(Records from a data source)
□ □ □ □ □ □ □

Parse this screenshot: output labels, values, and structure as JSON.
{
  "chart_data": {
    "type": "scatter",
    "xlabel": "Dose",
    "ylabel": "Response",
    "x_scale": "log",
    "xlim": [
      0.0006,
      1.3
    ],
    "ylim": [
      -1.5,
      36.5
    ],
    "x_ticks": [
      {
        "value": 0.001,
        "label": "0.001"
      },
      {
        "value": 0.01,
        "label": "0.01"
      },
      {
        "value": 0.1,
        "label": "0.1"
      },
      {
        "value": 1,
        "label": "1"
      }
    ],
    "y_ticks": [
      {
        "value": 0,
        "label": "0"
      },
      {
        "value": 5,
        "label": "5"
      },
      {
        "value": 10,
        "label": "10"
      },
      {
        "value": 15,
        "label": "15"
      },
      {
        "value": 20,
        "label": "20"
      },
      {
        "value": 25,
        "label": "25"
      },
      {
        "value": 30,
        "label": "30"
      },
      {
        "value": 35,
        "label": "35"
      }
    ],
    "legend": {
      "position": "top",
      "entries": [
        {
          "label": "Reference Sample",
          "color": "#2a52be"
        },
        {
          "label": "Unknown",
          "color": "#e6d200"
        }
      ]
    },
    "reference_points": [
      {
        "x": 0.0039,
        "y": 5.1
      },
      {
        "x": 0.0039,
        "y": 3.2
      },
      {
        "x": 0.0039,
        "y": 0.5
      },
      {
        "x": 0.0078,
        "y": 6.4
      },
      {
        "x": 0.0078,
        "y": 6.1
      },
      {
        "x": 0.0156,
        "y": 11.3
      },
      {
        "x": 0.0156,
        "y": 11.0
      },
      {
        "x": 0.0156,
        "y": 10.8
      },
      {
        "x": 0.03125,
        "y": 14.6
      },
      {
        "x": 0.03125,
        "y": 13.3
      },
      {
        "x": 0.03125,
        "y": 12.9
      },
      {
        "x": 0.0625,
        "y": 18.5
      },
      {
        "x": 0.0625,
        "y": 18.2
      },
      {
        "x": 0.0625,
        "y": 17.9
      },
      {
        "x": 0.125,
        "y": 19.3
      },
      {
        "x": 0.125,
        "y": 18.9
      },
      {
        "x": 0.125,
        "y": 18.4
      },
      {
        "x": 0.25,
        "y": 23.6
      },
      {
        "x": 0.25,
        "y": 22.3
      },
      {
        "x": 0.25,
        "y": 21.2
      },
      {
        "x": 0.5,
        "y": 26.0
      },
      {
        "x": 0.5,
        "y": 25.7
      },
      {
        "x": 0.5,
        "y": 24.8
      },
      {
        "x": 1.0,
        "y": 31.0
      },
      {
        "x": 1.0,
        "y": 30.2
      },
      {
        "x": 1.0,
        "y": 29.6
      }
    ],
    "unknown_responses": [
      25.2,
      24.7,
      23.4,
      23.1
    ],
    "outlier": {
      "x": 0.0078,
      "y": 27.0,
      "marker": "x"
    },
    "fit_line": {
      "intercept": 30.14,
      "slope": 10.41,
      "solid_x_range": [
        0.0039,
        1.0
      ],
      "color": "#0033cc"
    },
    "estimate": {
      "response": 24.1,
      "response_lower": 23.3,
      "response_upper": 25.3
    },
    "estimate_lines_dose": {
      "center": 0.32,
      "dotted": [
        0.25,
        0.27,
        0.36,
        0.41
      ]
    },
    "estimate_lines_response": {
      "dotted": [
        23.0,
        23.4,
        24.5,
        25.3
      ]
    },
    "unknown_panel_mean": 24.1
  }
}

□ □ □ □ □ □ □

WHAT YOU HAVE TO DO: Extract every record and return it verbatim.

RESULT:
Parse this screenshot: output labels, values, and structure as JSON.
{
  "chart_data": {
    "type": "scatter",
    "xlabel": "Dose",
    "ylabel": "Response",
    "x_scale": "log",
    "xlim": [
      0.0006,
      1.3
    ],
    "ylim": [
      -1.5,
      36.5
    ],
    "x_ticks": [
      {
        "value": 0.001,
        "label": "0.001"
      },
      {
        "value": 0.01,
        "label": "0.01"
      },
      {
        "value": 0.1,
        "label": "0.1"
      },
      {
        "value": 1,
        "label": "1"
      }
    ],
    "y_ticks": [
      {
        "value": 0,
        "label": "0"
      },
      {
        "value": 5,
        "label": "5"
      },
      {
        "value": 10,
        "label": "10"
      },
      {
        "value": 15,
        "label": "15"
      },
      {
        "value": 20,
        "label": "20"
      },
      {
        "value": 25,
        "label": "25"
      },
      {
        "value": 30,
        "label": "30"
      },
      {
        "value": 35,
        "label": "35"
      }
    ],
    "legend": {
      "position": "top",
      "entries": [
        {
          "label": "Reference Sample",
          "color": "#2a52be"
        },
        {
          "label": "Unknown",
          "color": "#e6d200"
        }
      ]
    },
    "reference_points": [
      {
        "x": 0.0039,
        "y": 5.1
      },
      {
        "x": 0.0039,
        "y": 3.2
      },
      {
        "x": 0.0039,
        "y": 0.5
      },
      {
        "x": 0.0078,
        "y": 6.4
      },
      {
        "x": 0.0078,
        "y": 6.1
      },
      {
        "x": 0.0156,
        "y": 11.3
      },
      {
        "x": 0.0156,
        "y": 11.0
      },
      {
        "x": 0.0156,
        "y": 10.8
      },
      {
        "x": 0.03125,
        "y": 14.6
      },
      {
        "x": 0.03125,
        "y": 13.3
      },
      {
        "x": 0.03125,
        "y": 12.9
      },
      {
        "x": 0.0625,
        "y": 18.5
      },
      {
        "x": 0.0625,
        "y": 18.2
      },
      {
        "x": 0.0625,
        "y": 17.9
      },
      {
        "x": 0.125,
        "y": 19.3
      },
      {
        "x": 0.125,
        "y": 18.9
      },
      {
        "x": 0.125,
        "y": 18.4
      },
      {
        "x": 0.25,
        "y": 23.6
      },
      {
        "x": 0.25,
        "y": 22.3
      },
      {
        "x": 0.25,
        "y": 21.2
      },
      {
        "x": 0.5,
        "y": 26.0
      },
      {
        "x": 0.5,
        "y": 25.7
      },
      {
        "x": 0.5,
        "y": 24.8
      },
      {
        "x": 1.0,
        "y": 31.0
      },
      {
        "x": 1.0,
        "y": 30.2
      },
      {
        "x": 1.0,
        "y": 29.6
      }
    ],
    "unknown_responses": [
      25.2,
      24.7,
      23.4,
      23.1
    ],
    "outlier": {
      "x": 0.0078,
      "y": 27.0,
      "marker": "x"
    },
    "fit_line": {
      "intercept": 30.14,
      "slope": 10.41,
      "solid_x_range": [
        0.0039,
        1.0
      ],
      "color": "#0033cc"
    },
    "estimate": {
      "response": 24.1,
      "response_lower": 23.3,
      "response_upper": 25.3
    },
    "estimate_lines_dose": {
      "center": 0.32,
      "dotted": [
        0.25,
        0.27,
        0.36,
        0.41
      ]
    },
    "estimate_lines_response": {
      "dotted": [
        23.0,
        23.4,
        24.5,
        25.3
      ]
    },
    "unknown_panel_mean": 24.1
  }
}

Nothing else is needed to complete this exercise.